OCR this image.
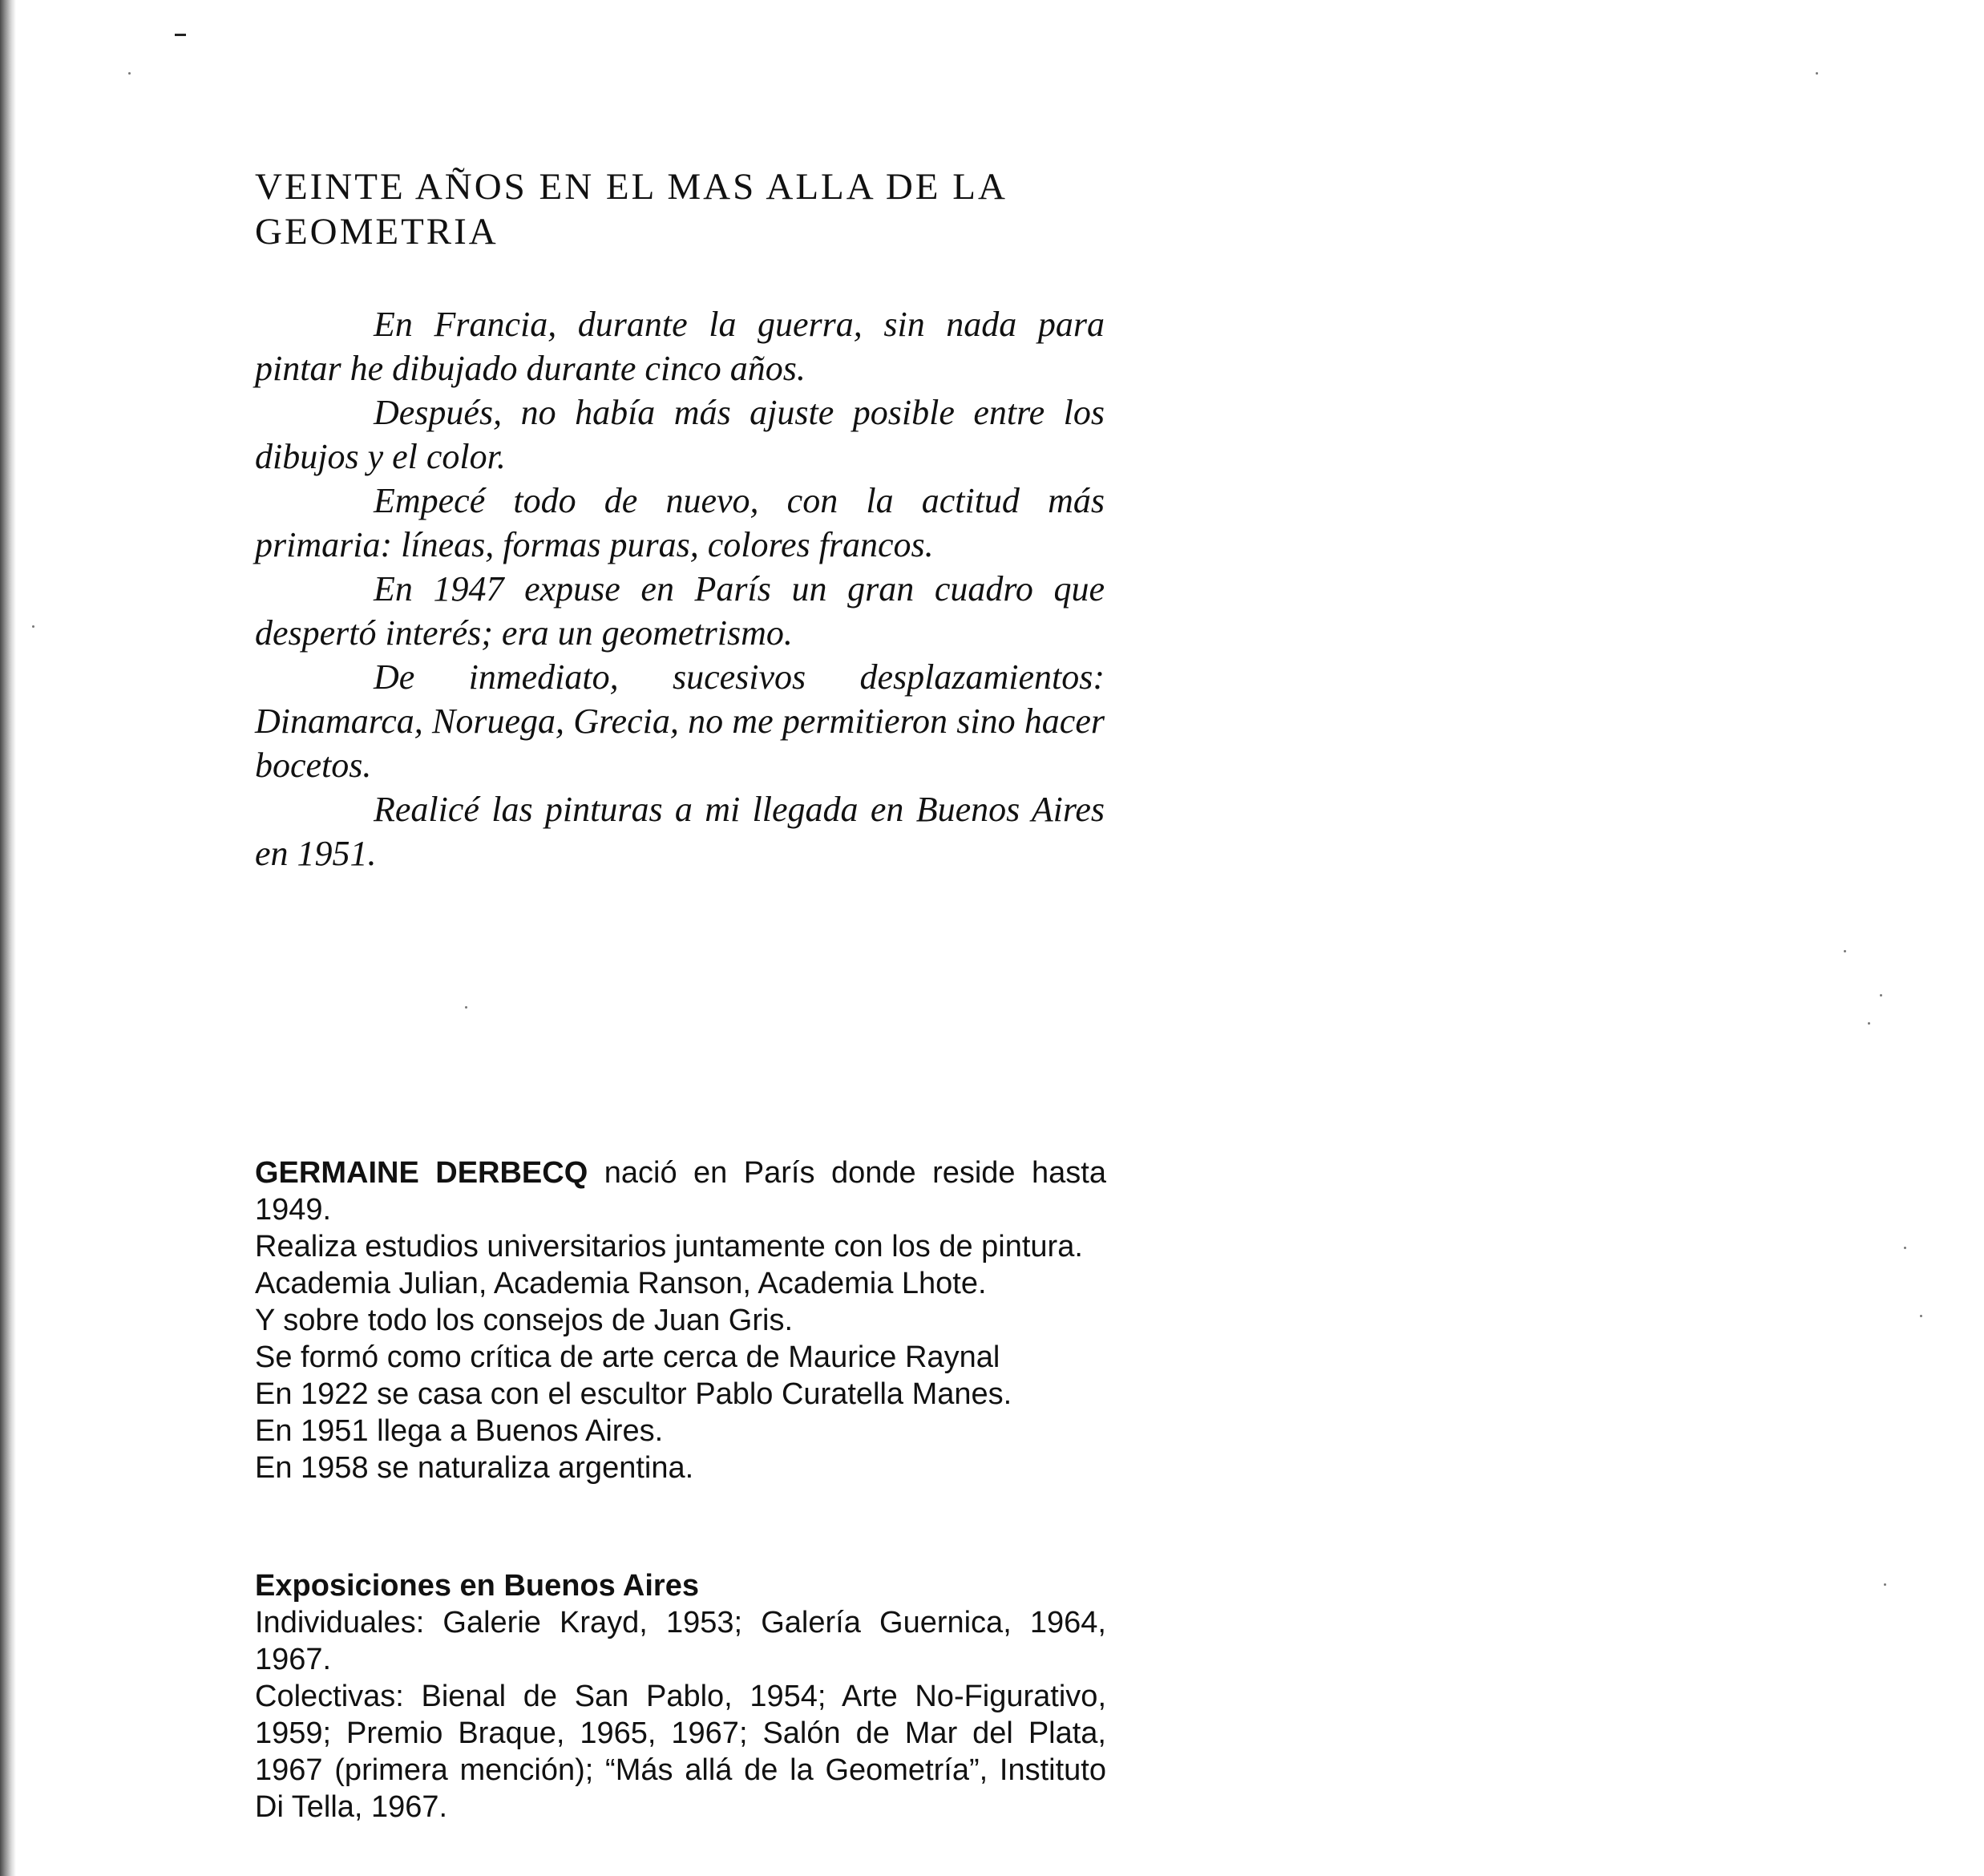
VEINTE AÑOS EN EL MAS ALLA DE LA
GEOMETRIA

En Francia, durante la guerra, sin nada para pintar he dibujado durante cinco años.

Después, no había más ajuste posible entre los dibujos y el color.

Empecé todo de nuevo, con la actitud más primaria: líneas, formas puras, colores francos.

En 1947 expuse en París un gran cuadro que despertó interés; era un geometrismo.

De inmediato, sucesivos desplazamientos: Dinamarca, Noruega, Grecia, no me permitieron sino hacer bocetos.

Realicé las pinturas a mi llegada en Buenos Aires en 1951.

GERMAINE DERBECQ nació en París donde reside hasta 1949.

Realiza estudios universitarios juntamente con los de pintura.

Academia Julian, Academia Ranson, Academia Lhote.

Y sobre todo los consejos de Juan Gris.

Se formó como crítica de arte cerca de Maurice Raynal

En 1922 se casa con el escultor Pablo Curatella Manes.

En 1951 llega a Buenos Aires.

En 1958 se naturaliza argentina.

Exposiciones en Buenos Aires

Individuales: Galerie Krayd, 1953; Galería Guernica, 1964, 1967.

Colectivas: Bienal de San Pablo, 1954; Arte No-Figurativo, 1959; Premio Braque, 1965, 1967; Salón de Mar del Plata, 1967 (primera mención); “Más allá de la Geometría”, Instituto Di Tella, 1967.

#####

### Prompt
Go through the entries above and output them exactly, without pictures.

### Written solution
OCR this image.
VEINTE AÑOS EN EL MAS ALLA DE LA
GEOMETRIA

En Francia, durante la guerra, sin nada para pintar he dibujado durante cinco años.

Después, no había más ajuste posible entre los dibujos y el color.

Empecé todo de nuevo, con la actitud más primaria: líneas, formas puras, colores francos.

En 1947 expuse en París un gran cuadro que despertó interés; era un geometrismo.

De inmediato, sucesivos desplazamientos: Dinamarca, Noruega, Grecia, no me permitieron sino hacer bocetos.

Realicé las pinturas a mi llegada en Buenos Aires en 1951.

GERMAINE DERBECQ nació en París donde reside hasta 1949.

Realiza estudios universitarios juntamente con los de pintura.

Academia Julian, Academia Ranson, Academia Lhote.

Y sobre todo los consejos de Juan Gris.

Se formó como crítica de arte cerca de Maurice Raynal

En 1922 se casa con el escultor Pablo Curatella Manes.

En 1951 llega a Buenos Aires.

En 1958 se naturaliza argentina.

Exposiciones en Buenos Aires

Individuales: Galerie Krayd, 1953; Galería Guernica, 1964, 1967.

Colectivas: Bienal de San Pablo, 1954; Arte No-Figurativo, 1959; Premio Braque, 1965, 1967; Salón de Mar del Plata, 1967 (primera mención); “Más allá de la Geometría”, Instituto Di Tella, 1967.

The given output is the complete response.